(EXERCISE BRIEF)
Copy every entry word for word, but skip the pictures.

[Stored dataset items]
───
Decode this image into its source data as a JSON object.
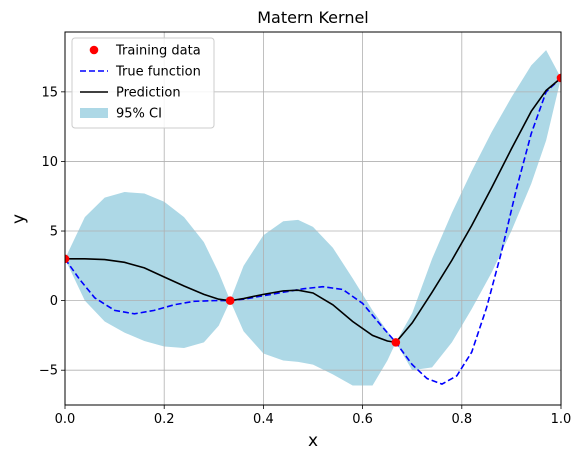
{
  "chart_data": {
    "type": "line",
    "title": "Matern Kernel",
    "xlabel": "x",
    "ylabel": "y",
    "xlim": [
      0,
      1
    ],
    "ylim": [
      -7.5,
      19.3
    ],
    "xticks": [
      0.0,
      0.2,
      0.4,
      0.6,
      0.8,
      1.0
    ],
    "xtick_labels": [
      "0.0",
      "0.2",
      "0.4",
      "0.6",
      "0.8",
      "1.0"
    ],
    "yticks": [
      -5,
      0,
      5,
      10,
      15
    ],
    "ytick_labels": [
      "−5",
      "0",
      "5",
      "10",
      "15"
    ],
    "grid": true,
    "legend_position": "top-left",
    "legend": [
      {
        "label": "Training data",
        "kind": "marker",
        "color": "#ff0000"
      },
      {
        "label": "True function",
        "kind": "dashed",
        "color": "#0000ff"
      },
      {
        "label": "Prediction",
        "kind": "line",
        "color": "#000000"
      },
      {
        "label": "95% CI",
        "kind": "patch",
        "color": "#add8e6"
      }
    ],
    "training_data": {
      "x": [
        0.0,
        0.333,
        0.667,
        1.0
      ],
      "y": [
        3.0,
        0.0,
        -3.0,
        16.0
      ],
      "color": "#ff0000"
    },
    "true_function": {
      "x": [
        0.0,
        0.03,
        0.06,
        0.1,
        0.14,
        0.18,
        0.22,
        0.26,
        0.3,
        0.333,
        0.36,
        0.4,
        0.44,
        0.48,
        0.52,
        0.56,
        0.6,
        0.64,
        0.667,
        0.7,
        0.73,
        0.76,
        0.79,
        0.82,
        0.85,
        0.88,
        0.91,
        0.94,
        0.97,
        1.0
      ],
      "y": [
        3.0,
        1.5,
        0.2,
        -0.7,
        -0.95,
        -0.7,
        -0.3,
        -0.05,
        0.0,
        0.0,
        0.1,
        0.35,
        0.6,
        0.85,
        1.0,
        0.8,
        -0.2,
        -1.9,
        -3.0,
        -4.6,
        -5.6,
        -6.0,
        -5.4,
        -3.7,
        -0.5,
        3.5,
        8.0,
        12.0,
        15.0,
        16.0
      ],
      "color": "#0000ff"
    },
    "prediction": {
      "x": [
        0.0,
        0.04,
        0.08,
        0.12,
        0.16,
        0.2,
        0.24,
        0.28,
        0.31,
        0.333,
        0.36,
        0.4,
        0.44,
        0.47,
        0.5,
        0.54,
        0.58,
        0.62,
        0.65,
        0.667,
        0.7,
        0.74,
        0.78,
        0.82,
        0.86,
        0.9,
        0.94,
        0.97,
        1.0
      ],
      "y": [
        3.0,
        3.0,
        2.95,
        2.75,
        2.35,
        1.7,
        1.05,
        0.45,
        0.1,
        0.0,
        0.15,
        0.45,
        0.7,
        0.75,
        0.55,
        -0.3,
        -1.5,
        -2.5,
        -2.9,
        -3.0,
        -1.6,
        0.6,
        2.9,
        5.4,
        8.1,
        10.9,
        13.6,
        15.1,
        16.0
      ],
      "color": "#000000"
    },
    "ci_95": {
      "x": [
        0.0,
        0.04,
        0.08,
        0.12,
        0.16,
        0.2,
        0.24,
        0.28,
        0.31,
        0.333,
        0.36,
        0.4,
        0.44,
        0.47,
        0.5,
        0.54,
        0.58,
        0.62,
        0.65,
        0.667,
        0.7,
        0.74,
        0.78,
        0.82,
        0.86,
        0.9,
        0.94,
        0.97,
        1.0
      ],
      "upper": [
        3.0,
        6.0,
        7.4,
        7.8,
        7.7,
        7.1,
        6.0,
        4.2,
        2.0,
        0.0,
        2.5,
        4.7,
        5.7,
        5.8,
        5.3,
        3.8,
        1.6,
        -0.7,
        -2.2,
        -3.0,
        -0.9,
        3.0,
        6.3,
        9.3,
        12.1,
        14.6,
        16.9,
        18.0,
        16.0
      ],
      "lower": [
        3.0,
        0.0,
        -1.5,
        -2.3,
        -2.9,
        -3.3,
        -3.4,
        -3.0,
        -1.8,
        0.0,
        -2.2,
        -3.8,
        -4.3,
        -4.4,
        -4.6,
        -5.3,
        -6.1,
        -6.1,
        -4.3,
        -3.0,
        -5.0,
        -4.8,
        -3.0,
        -0.6,
        2.0,
        5.0,
        8.4,
        11.5,
        16.0
      ],
      "color": "#add8e6"
    }
  }
}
───
(TASK OUTPUT)
Decode this image into its source data as a JSON object.
{
  "chart_data": {
    "type": "line",
    "title": "Matern Kernel",
    "xlabel": "x",
    "ylabel": "y",
    "xlim": [
      0,
      1
    ],
    "ylim": [
      -7.5,
      19.3
    ],
    "xticks": [
      0.0,
      0.2,
      0.4,
      0.6,
      0.8,
      1.0
    ],
    "xtick_labels": [
      "0.0",
      "0.2",
      "0.4",
      "0.6",
      "0.8",
      "1.0"
    ],
    "yticks": [
      -5,
      0,
      5,
      10,
      15
    ],
    "ytick_labels": [
      "−5",
      "0",
      "5",
      "10",
      "15"
    ],
    "grid": true,
    "legend_position": "top-left",
    "legend": [
      {
        "label": "Training data",
        "kind": "marker",
        "color": "#ff0000"
      },
      {
        "label": "True function",
        "kind": "dashed",
        "color": "#0000ff"
      },
      {
        "label": "Prediction",
        "kind": "line",
        "color": "#000000"
      },
      {
        "label": "95% CI",
        "kind": "patch",
        "color": "#add8e6"
      }
    ],
    "training_data": {
      "x": [
        0.0,
        0.333,
        0.667,
        1.0
      ],
      "y": [
        3.0,
        0.0,
        -3.0,
        16.0
      ],
      "color": "#ff0000"
    },
    "true_function": {
      "x": [
        0.0,
        0.03,
        0.06,
        0.1,
        0.14,
        0.18,
        0.22,
        0.26,
        0.3,
        0.333,
        0.36,
        0.4,
        0.44,
        0.48,
        0.52,
        0.56,
        0.6,
        0.64,
        0.667,
        0.7,
        0.73,
        0.76,
        0.79,
        0.82,
        0.85,
        0.88,
        0.91,
        0.94,
        0.97,
        1.0
      ],
      "y": [
        3.0,
        1.5,
        0.2,
        -0.7,
        -0.95,
        -0.7,
        -0.3,
        -0.05,
        0.0,
        0.0,
        0.1,
        0.35,
        0.6,
        0.85,
        1.0,
        0.8,
        -0.2,
        -1.9,
        -3.0,
        -4.6,
        -5.6,
        -6.0,
        -5.4,
        -3.7,
        -0.5,
        3.5,
        8.0,
        12.0,
        15.0,
        16.0
      ],
      "color": "#0000ff"
    },
    "prediction": {
      "x": [
        0.0,
        0.04,
        0.08,
        0.12,
        0.16,
        0.2,
        0.24,
        0.28,
        0.31,
        0.333,
        0.36,
        0.4,
        0.44,
        0.47,
        0.5,
        0.54,
        0.58,
        0.62,
        0.65,
        0.667,
        0.7,
        0.74,
        0.78,
        0.82,
        0.86,
        0.9,
        0.94,
        0.97,
        1.0
      ],
      "y": [
        3.0,
        3.0,
        2.95,
        2.75,
        2.35,
        1.7,
        1.05,
        0.45,
        0.1,
        0.0,
        0.15,
        0.45,
        0.7,
        0.75,
        0.55,
        -0.3,
        -1.5,
        -2.5,
        -2.9,
        -3.0,
        -1.6,
        0.6,
        2.9,
        5.4,
        8.1,
        10.9,
        13.6,
        15.1,
        16.0
      ],
      "color": "#000000"
    },
    "ci_95": {
      "x": [
        0.0,
        0.04,
        0.08,
        0.12,
        0.16,
        0.2,
        0.24,
        0.28,
        0.31,
        0.333,
        0.36,
        0.4,
        0.44,
        0.47,
        0.5,
        0.54,
        0.58,
        0.62,
        0.65,
        0.667,
        0.7,
        0.74,
        0.78,
        0.82,
        0.86,
        0.9,
        0.94,
        0.97,
        1.0
      ],
      "upper": [
        3.0,
        6.0,
        7.4,
        7.8,
        7.7,
        7.1,
        6.0,
        4.2,
        2.0,
        0.0,
        2.5,
        4.7,
        5.7,
        5.8,
        5.3,
        3.8,
        1.6,
        -0.7,
        -2.2,
        -3.0,
        -0.9,
        3.0,
        6.3,
        9.3,
        12.1,
        14.6,
        16.9,
        18.0,
        16.0
      ],
      "lower": [
        3.0,
        0.0,
        -1.5,
        -2.3,
        -2.9,
        -3.3,
        -3.4,
        -3.0,
        -1.8,
        0.0,
        -2.2,
        -3.8,
        -4.3,
        -4.4,
        -4.6,
        -5.3,
        -6.1,
        -6.1,
        -4.3,
        -3.0,
        -5.0,
        -4.8,
        -3.0,
        -0.6,
        2.0,
        5.0,
        8.4,
        11.5,
        16.0
      ],
      "color": "#add8e6"
    }
  }
}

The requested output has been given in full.